**Brief:** Search the data below for the word "this" and copy each line that holds it.

**Material to process:**
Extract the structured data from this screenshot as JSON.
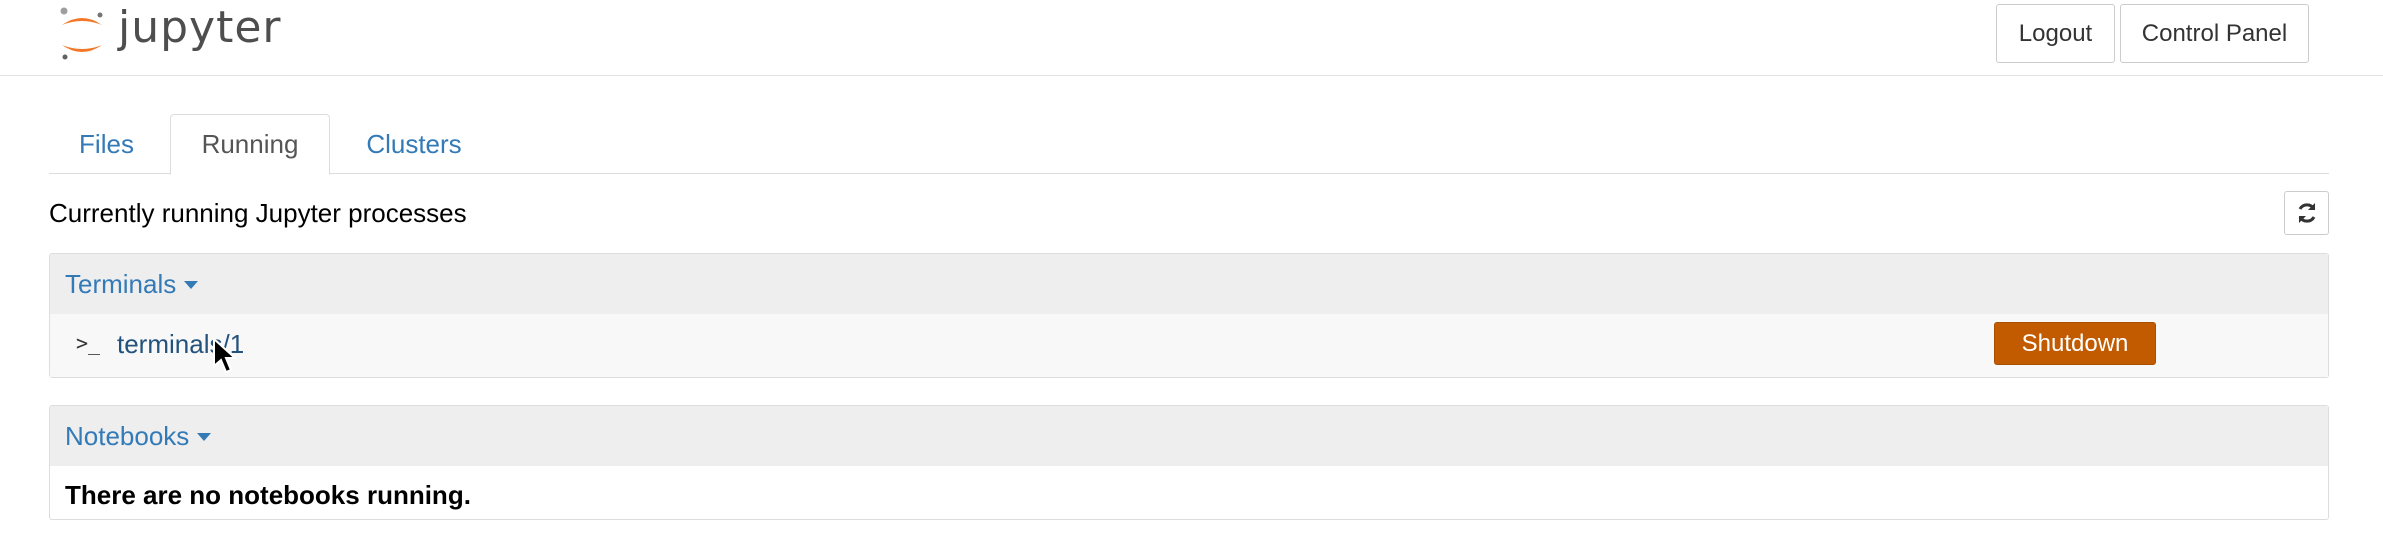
{
  "header": {
    "logo_text": "jupyter",
    "logo_icon": "jupyter-logo-icon",
    "logout_label": "Logout",
    "control_panel_label": "Control Panel"
  },
  "tabs": [
    {
      "label": "Files",
      "active": false
    },
    {
      "label": "Running",
      "active": true
    },
    {
      "label": "Clusters",
      "active": false
    }
  ],
  "running": {
    "title": "Currently running Jupyter processes",
    "refresh_icon": "refresh-icon"
  },
  "terminals": {
    "heading": "Terminals",
    "items": [
      {
        "icon": "terminal-icon",
        "name": "terminals/1",
        "shutdown_label": "Shutdown"
      }
    ]
  },
  "notebooks": {
    "heading": "Notebooks",
    "empty_message": "There are no notebooks running."
  },
  "colors": {
    "link": "#337ab7",
    "shutdown": "#c25b00",
    "logo_orange": "#f37726",
    "logo_gray": "#4e4e4e"
  }
}
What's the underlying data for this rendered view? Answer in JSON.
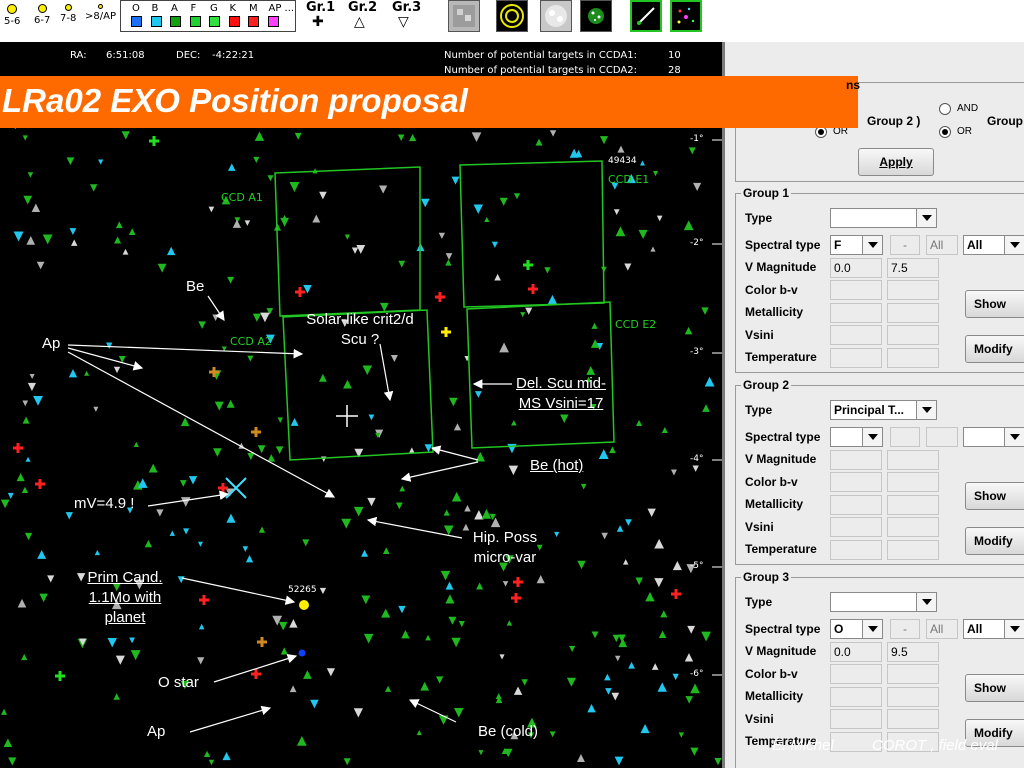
{
  "toolbar": {
    "mag_legend": [
      "5-6",
      "6-7",
      "7-8",
      ">8/AP"
    ],
    "spectral_letters": [
      "O",
      "B",
      "A",
      "F",
      "G",
      "K",
      "M",
      "AP ..."
    ],
    "spectral_colors": [
      "#1f6fff",
      "#20c8f0",
      "#10a010",
      "#20d030",
      "#30e040",
      "#ff1010",
      "#ff2020",
      "#ff40ff"
    ],
    "groups": [
      {
        "label": "Gr.1",
        "symbol": "✚"
      },
      {
        "label": "Gr.2",
        "symbol": "△"
      },
      {
        "label": "Gr.3",
        "symbol": "▽"
      }
    ]
  },
  "map": {
    "ra_label": "RA:",
    "ra_value": "6:51:08",
    "dec_label": "DEC:",
    "dec_value": "-4:22:21",
    "targets_ccda1_label": "Number of potential targets in CCDA1:",
    "targets_ccda1_value": "10",
    "targets_ccda2_label": "Number of potential targets in CCDA2:",
    "targets_ccda2_value": "28",
    "title": "LRa02 EXO Position proposal",
    "ccd_labels": {
      "a1": "CCD A1",
      "a2": "CCD A2",
      "e1": "CCD E1",
      "e2": "CCD E2"
    },
    "star_ids": {
      "s1": "49434",
      "s2": "52265"
    },
    "y_ticks": [
      "-1°",
      "-2°",
      "-3°",
      "-4°",
      "-5°",
      "-6°"
    ],
    "annotations": {
      "be": "Be",
      "ap_upper": "Ap",
      "solar_like": "Solar-like crit2/d Scu ?",
      "del_scu": "Del. Scu mid-MS Vsini=17",
      "be_hot": "Be (hot)",
      "mv": "mV=4.9 !",
      "hip_poss": "Hip. Poss micro-var",
      "prim_cand": "Prim Cand. 1.1Mo with planet",
      "o_star": "O star",
      "ap_lower": "Ap",
      "be_cold": "Be (cold)"
    }
  },
  "panel": {
    "top_frag": "ns",
    "group2_close": "Group 2 )",
    "group_right_frag": "Group",
    "radio_and": "AND",
    "radio_or_left": "OR",
    "radio_or_right": "OR",
    "apply": "Apply",
    "row_labels": [
      "Type",
      "Spectral type",
      "V Magnitude",
      "Color b-v",
      "Metallicity",
      "Vsini",
      "Temperature"
    ],
    "show": "Show",
    "modify": "Modify",
    "dash": "-",
    "all": "All",
    "group1": {
      "title": "Group 1",
      "type": "",
      "spectral": "F",
      "spectral_all": "All",
      "spectral_all2": "All",
      "vmag_min": "0.0",
      "vmag_max": "7.5"
    },
    "group2": {
      "title": "Group 2",
      "type": "Principal T...",
      "spectral": "",
      "vmag_min": "",
      "vmag_max": ""
    },
    "group3": {
      "title": "Group 3",
      "type": "",
      "spectral": "O",
      "spectral_all": "All",
      "spectral_all2": "All",
      "vmag_min": "0.0",
      "vmag_max": "9.5"
    },
    "footer_author": "E. Michel",
    "footer_title": "COROT , field eval"
  }
}
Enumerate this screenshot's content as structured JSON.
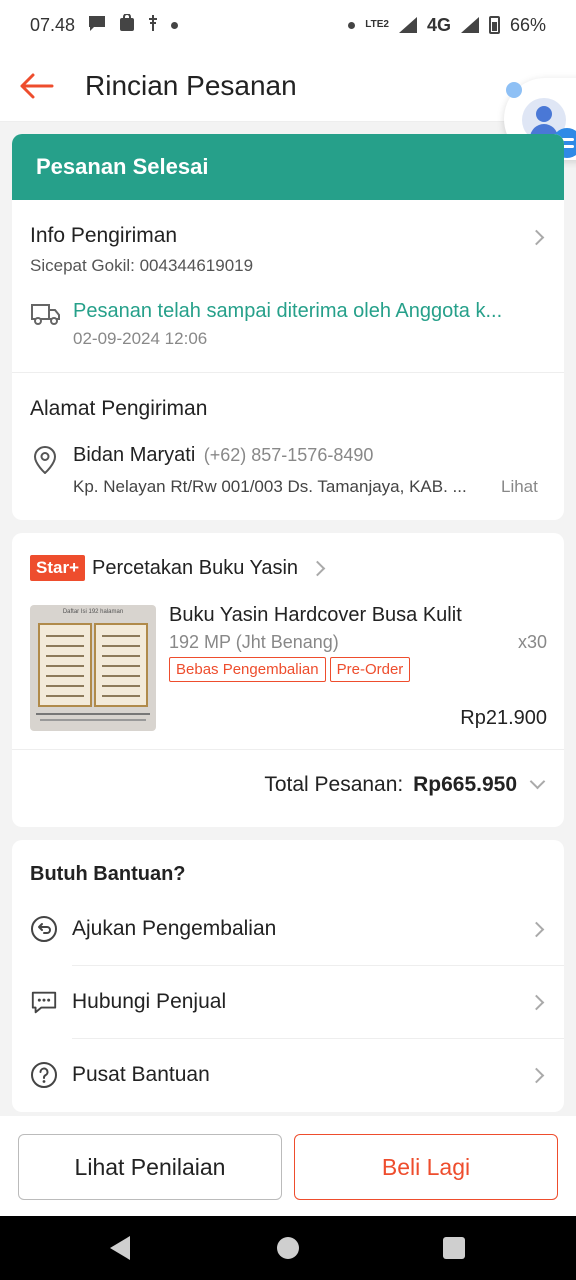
{
  "status_bar": {
    "time": "07.48",
    "network": "4G",
    "lte_label": "LTE2",
    "battery": "66%"
  },
  "header": {
    "title": "Rincian Pesanan"
  },
  "status": {
    "banner": "Pesanan Selesai"
  },
  "shipping": {
    "title": "Info Pengiriman",
    "courier": "Sicepat Gokil: 004344619019",
    "tracking_message": "Pesanan telah sampai diterima oleh Anggota k...",
    "tracking_time": "02-09-2024 12:06"
  },
  "address": {
    "title": "Alamat Pengiriman",
    "name": "Bidan Maryati",
    "phone": "(+62) 857-1576-8490",
    "line": "Kp. Nelayan Rt/Rw 001/003 Ds. Tamanjaya, KAB. ...",
    "more_label": "Lihat"
  },
  "order": {
    "shop_badge": "Star+",
    "shop_name": "Percetakan Buku Yasin",
    "product_name": "Buku Yasin Hardcover Busa Kulit",
    "variant": "192 MP (Jht Benang)",
    "quantity": "x30",
    "tags": [
      "Bebas Pengembalian",
      "Pre-Order"
    ],
    "price": "Rp21.900",
    "total_label": "Total Pesanan:",
    "total_value": "Rp665.950",
    "thumb_title": "Daftar Isi 192 halaman"
  },
  "help": {
    "title": "Butuh Bantuan?",
    "items": [
      {
        "label": "Ajukan Pengembalian",
        "icon": "return-icon"
      },
      {
        "label": "Hubungi Penjual",
        "icon": "chat-icon"
      },
      {
        "label": "Pusat Bantuan",
        "icon": "help-icon"
      }
    ]
  },
  "actions": {
    "review_label": "Lihat Penilaian",
    "buy_again_label": "Beli Lagi"
  },
  "colors": {
    "accent": "#ee4d2d",
    "status_green": "#26a08a"
  }
}
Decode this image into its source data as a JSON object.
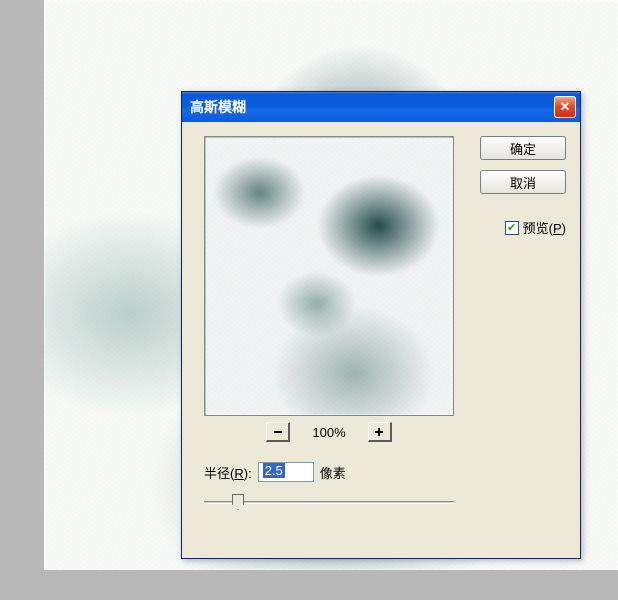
{
  "dialog": {
    "title": "高斯模糊",
    "ok_label": "确定",
    "cancel_label": "取消",
    "preview_label": "预览(",
    "preview_hotkey": "P",
    "preview_label_end": ")",
    "zoom_level": "100%",
    "radius_label_pre": "半径(",
    "radius_hotkey": "R",
    "radius_label_post": "):",
    "radius_value": "2.5",
    "radius_unit": "像素",
    "preview_checked": true
  }
}
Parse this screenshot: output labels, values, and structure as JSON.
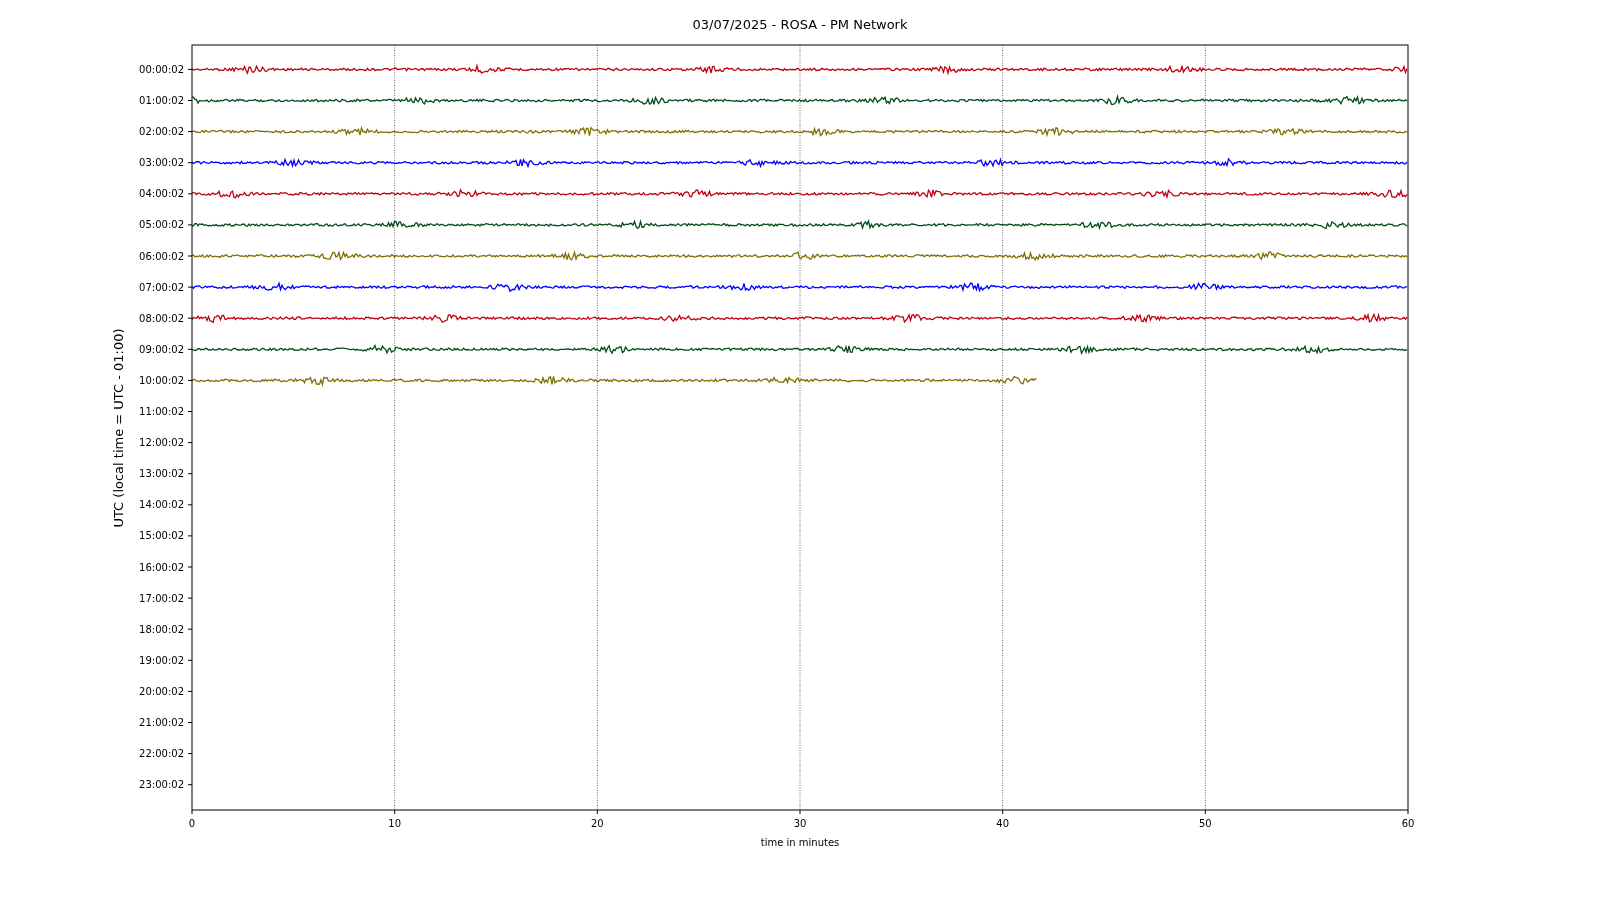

**Task answer:**
Extract the structured data from this screenshot as JSON.
What's the underlying data for this rendered view? Answer in JSON.
Enumerate this screenshot's content as structured JSON.
Decode this image into its source data as a JSON object.
Parse this screenshot: output labels, values, and structure as JSON.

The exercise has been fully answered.